_Extracts from a graphics dataset:_
──────
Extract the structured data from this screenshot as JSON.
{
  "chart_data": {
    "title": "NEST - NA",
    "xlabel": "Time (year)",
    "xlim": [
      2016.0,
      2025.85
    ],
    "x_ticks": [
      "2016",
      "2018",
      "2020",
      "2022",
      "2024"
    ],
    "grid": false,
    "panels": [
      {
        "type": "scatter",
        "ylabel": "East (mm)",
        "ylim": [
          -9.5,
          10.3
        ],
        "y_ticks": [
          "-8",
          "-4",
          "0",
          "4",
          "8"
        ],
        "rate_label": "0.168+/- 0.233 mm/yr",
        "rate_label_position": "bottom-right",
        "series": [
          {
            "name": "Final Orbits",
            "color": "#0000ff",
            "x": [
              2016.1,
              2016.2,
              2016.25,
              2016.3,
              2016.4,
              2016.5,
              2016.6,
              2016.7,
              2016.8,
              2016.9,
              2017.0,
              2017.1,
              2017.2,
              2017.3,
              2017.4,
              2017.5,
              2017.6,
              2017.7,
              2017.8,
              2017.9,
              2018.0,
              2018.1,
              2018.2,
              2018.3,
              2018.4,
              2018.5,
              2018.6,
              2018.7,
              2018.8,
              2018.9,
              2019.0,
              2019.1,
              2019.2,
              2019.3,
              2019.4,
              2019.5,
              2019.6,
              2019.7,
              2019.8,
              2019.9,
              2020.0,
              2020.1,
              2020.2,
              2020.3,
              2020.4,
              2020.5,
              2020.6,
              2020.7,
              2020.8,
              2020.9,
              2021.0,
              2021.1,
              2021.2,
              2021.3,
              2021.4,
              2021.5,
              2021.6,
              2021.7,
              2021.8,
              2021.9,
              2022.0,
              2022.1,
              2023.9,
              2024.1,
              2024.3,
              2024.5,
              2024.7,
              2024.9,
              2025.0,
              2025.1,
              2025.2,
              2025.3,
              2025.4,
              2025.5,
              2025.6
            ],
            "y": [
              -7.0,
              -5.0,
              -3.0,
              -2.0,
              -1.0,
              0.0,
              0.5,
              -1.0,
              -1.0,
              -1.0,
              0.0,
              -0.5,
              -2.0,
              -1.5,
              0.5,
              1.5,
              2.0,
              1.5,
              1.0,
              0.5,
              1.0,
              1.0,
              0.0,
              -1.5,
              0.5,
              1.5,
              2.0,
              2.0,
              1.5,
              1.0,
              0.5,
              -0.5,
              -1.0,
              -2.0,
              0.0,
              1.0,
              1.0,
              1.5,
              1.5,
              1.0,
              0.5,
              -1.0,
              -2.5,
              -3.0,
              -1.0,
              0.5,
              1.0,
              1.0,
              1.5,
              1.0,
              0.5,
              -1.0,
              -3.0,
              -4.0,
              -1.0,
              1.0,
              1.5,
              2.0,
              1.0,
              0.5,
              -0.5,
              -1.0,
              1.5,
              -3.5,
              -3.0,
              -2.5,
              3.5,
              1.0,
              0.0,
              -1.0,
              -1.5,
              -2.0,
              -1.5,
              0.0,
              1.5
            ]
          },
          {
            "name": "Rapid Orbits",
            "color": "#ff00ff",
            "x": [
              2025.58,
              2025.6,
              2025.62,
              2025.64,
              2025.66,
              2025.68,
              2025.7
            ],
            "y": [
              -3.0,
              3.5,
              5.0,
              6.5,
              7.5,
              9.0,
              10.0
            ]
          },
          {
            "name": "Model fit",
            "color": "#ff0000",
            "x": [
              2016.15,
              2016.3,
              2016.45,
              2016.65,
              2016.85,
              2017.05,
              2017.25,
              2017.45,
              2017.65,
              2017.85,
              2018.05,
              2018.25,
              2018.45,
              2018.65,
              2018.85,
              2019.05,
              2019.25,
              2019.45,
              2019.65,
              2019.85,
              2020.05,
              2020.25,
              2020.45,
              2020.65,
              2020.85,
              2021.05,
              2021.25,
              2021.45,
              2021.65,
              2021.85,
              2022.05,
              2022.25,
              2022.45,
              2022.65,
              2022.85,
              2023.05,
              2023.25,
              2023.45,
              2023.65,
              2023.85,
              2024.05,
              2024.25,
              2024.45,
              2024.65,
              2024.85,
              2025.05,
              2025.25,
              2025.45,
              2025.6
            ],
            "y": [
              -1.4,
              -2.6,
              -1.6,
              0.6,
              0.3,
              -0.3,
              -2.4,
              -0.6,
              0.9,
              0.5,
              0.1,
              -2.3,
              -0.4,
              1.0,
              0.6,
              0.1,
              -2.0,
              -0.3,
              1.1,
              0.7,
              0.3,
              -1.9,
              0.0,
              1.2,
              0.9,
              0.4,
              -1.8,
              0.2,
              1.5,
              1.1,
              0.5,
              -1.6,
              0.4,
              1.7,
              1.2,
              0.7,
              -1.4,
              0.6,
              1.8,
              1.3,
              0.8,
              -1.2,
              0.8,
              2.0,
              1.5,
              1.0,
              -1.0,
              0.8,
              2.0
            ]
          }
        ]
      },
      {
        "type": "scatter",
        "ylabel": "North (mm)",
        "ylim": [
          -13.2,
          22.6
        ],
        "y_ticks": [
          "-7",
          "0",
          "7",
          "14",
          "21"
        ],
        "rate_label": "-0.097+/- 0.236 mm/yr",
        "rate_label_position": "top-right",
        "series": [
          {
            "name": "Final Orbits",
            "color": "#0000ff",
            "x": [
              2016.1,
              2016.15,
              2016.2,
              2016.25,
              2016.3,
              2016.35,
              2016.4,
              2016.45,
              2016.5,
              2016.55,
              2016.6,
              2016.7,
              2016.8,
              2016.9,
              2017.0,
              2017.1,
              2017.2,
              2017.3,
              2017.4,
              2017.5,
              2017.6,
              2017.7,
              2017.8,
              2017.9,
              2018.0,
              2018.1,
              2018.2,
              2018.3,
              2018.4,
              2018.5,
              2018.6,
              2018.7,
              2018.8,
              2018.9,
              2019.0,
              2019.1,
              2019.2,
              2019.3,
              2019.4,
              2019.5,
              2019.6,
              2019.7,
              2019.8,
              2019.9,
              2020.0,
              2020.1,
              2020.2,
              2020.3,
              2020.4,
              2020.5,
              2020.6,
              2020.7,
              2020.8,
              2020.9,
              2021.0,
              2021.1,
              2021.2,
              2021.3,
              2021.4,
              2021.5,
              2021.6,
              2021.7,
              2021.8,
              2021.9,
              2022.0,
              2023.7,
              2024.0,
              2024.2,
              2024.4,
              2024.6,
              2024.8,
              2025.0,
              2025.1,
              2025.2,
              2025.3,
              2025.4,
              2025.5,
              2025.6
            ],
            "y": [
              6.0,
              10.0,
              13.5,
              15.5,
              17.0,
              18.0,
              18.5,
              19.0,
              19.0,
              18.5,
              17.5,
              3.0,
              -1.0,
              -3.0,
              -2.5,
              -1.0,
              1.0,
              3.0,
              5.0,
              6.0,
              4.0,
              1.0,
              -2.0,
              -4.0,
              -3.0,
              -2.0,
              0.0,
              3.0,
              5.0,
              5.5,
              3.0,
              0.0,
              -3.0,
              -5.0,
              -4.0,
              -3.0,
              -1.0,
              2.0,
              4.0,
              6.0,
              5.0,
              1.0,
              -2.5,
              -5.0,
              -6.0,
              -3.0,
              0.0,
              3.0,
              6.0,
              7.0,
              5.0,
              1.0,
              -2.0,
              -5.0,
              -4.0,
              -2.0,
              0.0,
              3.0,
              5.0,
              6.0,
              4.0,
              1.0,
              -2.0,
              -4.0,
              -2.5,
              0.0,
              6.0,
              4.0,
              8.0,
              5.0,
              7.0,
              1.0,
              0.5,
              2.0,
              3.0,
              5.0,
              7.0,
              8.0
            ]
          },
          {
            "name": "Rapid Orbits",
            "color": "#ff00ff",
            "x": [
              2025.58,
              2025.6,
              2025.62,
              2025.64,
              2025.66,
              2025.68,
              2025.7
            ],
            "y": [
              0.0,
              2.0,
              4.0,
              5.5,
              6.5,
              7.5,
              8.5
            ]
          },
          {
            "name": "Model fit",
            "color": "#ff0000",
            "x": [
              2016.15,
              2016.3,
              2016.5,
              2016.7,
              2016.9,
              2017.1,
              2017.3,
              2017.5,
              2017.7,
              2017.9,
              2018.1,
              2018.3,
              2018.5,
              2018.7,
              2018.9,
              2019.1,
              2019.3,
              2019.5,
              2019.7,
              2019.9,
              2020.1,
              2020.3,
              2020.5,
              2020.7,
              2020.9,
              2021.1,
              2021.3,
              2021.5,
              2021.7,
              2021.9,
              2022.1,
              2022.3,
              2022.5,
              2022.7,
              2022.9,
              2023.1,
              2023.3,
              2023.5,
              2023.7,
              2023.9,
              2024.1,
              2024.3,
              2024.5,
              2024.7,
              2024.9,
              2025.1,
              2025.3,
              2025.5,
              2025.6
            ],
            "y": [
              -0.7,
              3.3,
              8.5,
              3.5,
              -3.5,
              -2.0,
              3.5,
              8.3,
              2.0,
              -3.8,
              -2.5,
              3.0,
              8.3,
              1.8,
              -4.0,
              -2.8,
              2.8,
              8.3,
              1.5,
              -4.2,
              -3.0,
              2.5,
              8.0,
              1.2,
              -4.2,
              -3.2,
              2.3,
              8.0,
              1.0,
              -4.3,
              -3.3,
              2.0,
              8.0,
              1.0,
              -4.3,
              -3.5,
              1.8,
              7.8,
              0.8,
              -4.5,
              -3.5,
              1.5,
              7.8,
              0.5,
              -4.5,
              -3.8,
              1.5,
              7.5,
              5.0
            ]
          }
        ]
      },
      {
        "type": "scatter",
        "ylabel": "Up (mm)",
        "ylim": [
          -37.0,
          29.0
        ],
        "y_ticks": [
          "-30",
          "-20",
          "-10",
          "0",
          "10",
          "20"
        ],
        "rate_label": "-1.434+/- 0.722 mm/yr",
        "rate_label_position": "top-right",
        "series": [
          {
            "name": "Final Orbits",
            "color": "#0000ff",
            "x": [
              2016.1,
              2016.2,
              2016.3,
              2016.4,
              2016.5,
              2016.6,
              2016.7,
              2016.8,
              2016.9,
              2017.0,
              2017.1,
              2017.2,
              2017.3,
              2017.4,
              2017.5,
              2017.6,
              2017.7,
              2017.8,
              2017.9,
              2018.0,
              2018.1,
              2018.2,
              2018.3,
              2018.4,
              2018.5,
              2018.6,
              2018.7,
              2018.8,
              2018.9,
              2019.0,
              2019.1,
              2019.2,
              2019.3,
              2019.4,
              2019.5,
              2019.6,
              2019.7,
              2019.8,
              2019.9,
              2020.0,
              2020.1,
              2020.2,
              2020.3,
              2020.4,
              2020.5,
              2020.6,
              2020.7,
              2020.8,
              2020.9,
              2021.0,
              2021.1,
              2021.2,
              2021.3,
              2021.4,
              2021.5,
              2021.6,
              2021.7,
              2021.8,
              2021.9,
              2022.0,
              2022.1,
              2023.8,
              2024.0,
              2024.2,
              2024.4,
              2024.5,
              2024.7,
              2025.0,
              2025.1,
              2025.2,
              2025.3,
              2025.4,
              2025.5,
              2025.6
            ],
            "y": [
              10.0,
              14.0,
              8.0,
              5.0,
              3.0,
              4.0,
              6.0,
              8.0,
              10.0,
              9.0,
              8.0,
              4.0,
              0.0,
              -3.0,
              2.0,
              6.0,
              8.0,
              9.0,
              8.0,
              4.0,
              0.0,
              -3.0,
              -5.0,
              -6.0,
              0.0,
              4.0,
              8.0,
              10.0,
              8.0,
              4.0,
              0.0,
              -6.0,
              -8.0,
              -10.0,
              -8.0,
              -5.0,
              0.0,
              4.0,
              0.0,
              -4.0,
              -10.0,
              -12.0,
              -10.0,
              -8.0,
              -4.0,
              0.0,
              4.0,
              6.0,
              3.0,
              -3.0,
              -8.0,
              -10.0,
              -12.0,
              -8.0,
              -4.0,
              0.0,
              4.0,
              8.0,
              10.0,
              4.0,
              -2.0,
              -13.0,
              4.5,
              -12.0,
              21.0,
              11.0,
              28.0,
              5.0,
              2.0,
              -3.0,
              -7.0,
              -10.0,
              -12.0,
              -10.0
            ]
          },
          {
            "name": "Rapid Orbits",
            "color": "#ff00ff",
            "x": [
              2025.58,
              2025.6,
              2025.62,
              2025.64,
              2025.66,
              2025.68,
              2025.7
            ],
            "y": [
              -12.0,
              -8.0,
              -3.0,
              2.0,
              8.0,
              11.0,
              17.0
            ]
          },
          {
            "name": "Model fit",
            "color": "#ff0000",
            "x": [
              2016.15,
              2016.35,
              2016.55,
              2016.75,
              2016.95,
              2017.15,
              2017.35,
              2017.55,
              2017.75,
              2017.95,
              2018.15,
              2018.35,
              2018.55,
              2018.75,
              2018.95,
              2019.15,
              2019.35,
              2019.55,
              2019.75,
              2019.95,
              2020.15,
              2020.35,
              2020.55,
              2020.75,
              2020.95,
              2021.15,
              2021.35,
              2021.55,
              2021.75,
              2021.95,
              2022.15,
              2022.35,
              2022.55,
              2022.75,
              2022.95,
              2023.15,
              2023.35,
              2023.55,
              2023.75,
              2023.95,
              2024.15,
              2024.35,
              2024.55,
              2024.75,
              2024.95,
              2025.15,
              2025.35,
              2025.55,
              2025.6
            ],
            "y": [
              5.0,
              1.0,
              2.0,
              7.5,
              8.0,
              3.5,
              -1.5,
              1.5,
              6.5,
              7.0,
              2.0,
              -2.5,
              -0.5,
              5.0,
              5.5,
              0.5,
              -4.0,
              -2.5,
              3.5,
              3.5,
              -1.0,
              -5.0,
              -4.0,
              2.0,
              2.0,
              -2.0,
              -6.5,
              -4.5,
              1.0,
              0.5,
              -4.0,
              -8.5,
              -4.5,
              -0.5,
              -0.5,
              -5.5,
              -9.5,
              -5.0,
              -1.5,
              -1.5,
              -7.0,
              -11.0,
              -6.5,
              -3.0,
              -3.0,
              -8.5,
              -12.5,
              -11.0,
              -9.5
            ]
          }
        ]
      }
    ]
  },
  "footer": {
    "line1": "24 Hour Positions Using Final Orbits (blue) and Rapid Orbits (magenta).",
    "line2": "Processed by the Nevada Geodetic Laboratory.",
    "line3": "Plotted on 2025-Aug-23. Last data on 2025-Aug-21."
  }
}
──────
Among the lines above, count those containing the word "ylabel" and give nothing but the result.

_ANSWER:_
3